**REQUIRED TASK:**
Lines containing the string "Status" are to be collected in full.
### INPUT ###
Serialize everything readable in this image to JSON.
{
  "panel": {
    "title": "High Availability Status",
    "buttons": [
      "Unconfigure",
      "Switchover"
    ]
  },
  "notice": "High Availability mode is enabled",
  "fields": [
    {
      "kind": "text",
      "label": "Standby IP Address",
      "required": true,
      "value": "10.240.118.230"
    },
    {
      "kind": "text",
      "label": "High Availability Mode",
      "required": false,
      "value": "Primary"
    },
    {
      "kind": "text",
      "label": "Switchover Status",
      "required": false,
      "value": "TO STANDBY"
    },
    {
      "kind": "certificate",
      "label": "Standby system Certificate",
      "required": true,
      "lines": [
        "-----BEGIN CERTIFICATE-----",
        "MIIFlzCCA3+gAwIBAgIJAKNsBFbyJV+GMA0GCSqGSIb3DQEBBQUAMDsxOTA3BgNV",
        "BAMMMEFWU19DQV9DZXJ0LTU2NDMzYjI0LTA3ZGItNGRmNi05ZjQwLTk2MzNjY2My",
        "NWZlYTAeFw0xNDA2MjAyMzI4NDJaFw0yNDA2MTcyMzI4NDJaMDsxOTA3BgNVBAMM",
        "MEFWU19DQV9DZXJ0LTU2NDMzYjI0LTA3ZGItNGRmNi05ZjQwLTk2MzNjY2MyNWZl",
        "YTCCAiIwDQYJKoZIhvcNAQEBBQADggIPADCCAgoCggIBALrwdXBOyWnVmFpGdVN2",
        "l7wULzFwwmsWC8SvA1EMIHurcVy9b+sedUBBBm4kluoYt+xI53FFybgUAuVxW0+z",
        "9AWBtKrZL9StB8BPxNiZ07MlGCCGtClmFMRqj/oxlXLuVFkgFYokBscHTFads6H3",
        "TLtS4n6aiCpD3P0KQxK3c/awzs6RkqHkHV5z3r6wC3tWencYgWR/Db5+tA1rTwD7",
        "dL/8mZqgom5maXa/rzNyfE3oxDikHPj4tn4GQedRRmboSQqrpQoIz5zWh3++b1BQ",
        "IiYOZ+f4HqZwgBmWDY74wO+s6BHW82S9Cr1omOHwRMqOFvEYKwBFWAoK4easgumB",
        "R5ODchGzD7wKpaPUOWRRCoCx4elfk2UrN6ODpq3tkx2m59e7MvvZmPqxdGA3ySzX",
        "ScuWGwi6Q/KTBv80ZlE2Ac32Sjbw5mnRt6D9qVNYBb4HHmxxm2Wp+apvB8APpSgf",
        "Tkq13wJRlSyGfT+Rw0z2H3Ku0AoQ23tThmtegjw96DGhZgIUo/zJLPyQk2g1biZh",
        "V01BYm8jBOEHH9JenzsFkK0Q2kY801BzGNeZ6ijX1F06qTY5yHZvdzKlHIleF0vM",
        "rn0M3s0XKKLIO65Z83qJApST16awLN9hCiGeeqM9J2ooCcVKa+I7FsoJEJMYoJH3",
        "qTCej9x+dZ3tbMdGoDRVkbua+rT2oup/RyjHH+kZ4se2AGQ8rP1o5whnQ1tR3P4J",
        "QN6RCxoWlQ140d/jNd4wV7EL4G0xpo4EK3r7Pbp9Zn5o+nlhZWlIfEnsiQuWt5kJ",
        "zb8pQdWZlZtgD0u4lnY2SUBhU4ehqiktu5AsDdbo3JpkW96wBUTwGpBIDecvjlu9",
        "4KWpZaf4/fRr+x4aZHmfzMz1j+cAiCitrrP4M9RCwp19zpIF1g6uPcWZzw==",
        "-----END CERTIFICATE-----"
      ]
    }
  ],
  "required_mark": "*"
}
###
**SOLUTION:**
    "title": "High Availability Status",
      "label": "Switchover Status",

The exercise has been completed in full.